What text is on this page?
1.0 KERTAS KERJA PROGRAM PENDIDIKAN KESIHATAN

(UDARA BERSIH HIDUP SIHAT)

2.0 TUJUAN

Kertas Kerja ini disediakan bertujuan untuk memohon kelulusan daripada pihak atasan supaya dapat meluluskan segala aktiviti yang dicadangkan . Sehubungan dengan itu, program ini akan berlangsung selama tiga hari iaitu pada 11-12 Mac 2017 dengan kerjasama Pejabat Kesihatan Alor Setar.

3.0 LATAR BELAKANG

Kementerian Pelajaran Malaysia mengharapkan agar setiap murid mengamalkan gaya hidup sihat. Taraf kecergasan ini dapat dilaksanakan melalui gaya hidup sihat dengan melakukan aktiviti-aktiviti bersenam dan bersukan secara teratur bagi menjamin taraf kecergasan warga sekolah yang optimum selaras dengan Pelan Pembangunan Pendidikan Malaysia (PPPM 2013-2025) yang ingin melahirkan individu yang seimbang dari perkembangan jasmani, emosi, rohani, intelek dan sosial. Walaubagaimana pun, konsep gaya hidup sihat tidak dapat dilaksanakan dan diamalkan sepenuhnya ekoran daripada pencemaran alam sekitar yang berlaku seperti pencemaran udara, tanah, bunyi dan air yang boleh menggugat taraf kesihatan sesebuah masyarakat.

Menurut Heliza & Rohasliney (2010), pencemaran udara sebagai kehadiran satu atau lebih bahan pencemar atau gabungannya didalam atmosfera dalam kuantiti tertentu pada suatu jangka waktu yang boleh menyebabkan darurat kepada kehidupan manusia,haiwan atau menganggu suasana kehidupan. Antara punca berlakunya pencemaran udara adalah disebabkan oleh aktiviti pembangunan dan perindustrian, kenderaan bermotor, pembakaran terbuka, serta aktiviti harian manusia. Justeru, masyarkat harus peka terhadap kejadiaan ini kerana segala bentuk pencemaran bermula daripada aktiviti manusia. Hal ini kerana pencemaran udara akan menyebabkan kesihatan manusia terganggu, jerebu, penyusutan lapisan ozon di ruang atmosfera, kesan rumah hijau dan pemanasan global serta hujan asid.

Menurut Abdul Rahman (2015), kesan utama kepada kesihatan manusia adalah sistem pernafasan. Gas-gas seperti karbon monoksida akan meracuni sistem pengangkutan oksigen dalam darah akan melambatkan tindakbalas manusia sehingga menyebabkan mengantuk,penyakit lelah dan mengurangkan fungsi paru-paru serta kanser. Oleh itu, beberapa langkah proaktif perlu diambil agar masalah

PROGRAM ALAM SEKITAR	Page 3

CHALLENGE ▸
Reproduce each record shown above without altering a single word.

SOLVED EXERCISE ▸
What text is on this page?
1.0 KERTAS KERJA PROGRAM PENDIDIKAN KESIHATAN

(UDARA BERSIH HIDUP SIHAT)

2.0 TUJUAN

Kertas Kerja ini disediakan bertujuan untuk memohon kelulusan daripada pihak atasan supaya dapat meluluskan segala aktiviti yang dicadangkan . Sehubungan dengan itu, program ini akan berlangsung selama tiga hari iaitu pada 11-12 Mac 2017 dengan kerjasama Pejabat Kesihatan Alor Setar.

3.0 LATAR BELAKANG

Kementerian Pelajaran Malaysia mengharapkan agar setiap murid mengamalkan gaya hidup sihat. Taraf kecergasan ini dapat dilaksanakan melalui gaya hidup sihat dengan melakukan aktiviti-aktiviti bersenam dan bersukan secara teratur bagi menjamin taraf kecergasan warga sekolah yang optimum selaras dengan Pelan Pembangunan Pendidikan Malaysia (PPPM 2013-2025) yang ingin melahirkan individu yang seimbang dari perkembangan jasmani, emosi, rohani, intelek dan sosial. Walaubagaimana pun, konsep gaya hidup sihat tidak dapat dilaksanakan dan diamalkan sepenuhnya ekoran daripada pencemaran alam sekitar yang berlaku seperti pencemaran udara, tanah, bunyi dan air yang boleh menggugat taraf kesihatan sesebuah masyarakat.

Menurut Heliza & Rohasliney (2010), pencemaran udara sebagai kehadiran satu atau lebih bahan pencemar atau gabungannya didalam atmosfera dalam kuantiti tertentu pada suatu jangka waktu yang boleh menyebabkan darurat kepada kehidupan manusia,haiwan atau menganggu suasana kehidupan. Antara punca berlakunya pencemaran udara adalah disebabkan oleh aktiviti pembangunan dan perindustrian, kenderaan bermotor, pembakaran terbuka, serta aktiviti harian manusia. Justeru, masyarkat harus peka terhadap kejadiaan ini kerana segala bentuk pencemaran bermula daripada aktiviti manusia. Hal ini kerana pencemaran udara akan menyebabkan kesihatan manusia terganggu, jerebu, penyusutan lapisan ozon di ruang atmosfera, kesan rumah hijau dan pemanasan global serta hujan asid.

Menurut Abdul Rahman (2015), kesan utama kepada kesihatan manusia adalah sistem pernafasan. Gas-gas seperti karbon monoksida akan meracuni sistem pengangkutan oksigen dalam darah akan melambatkan tindakbalas manusia sehingga menyebabkan mengantuk,penyakit lelah dan mengurangkan fungsi paru-paru serta kanser. Oleh itu, beberapa langkah proaktif perlu diambil agar masalah

PROGRAM ALAM SEKITAR	Page 3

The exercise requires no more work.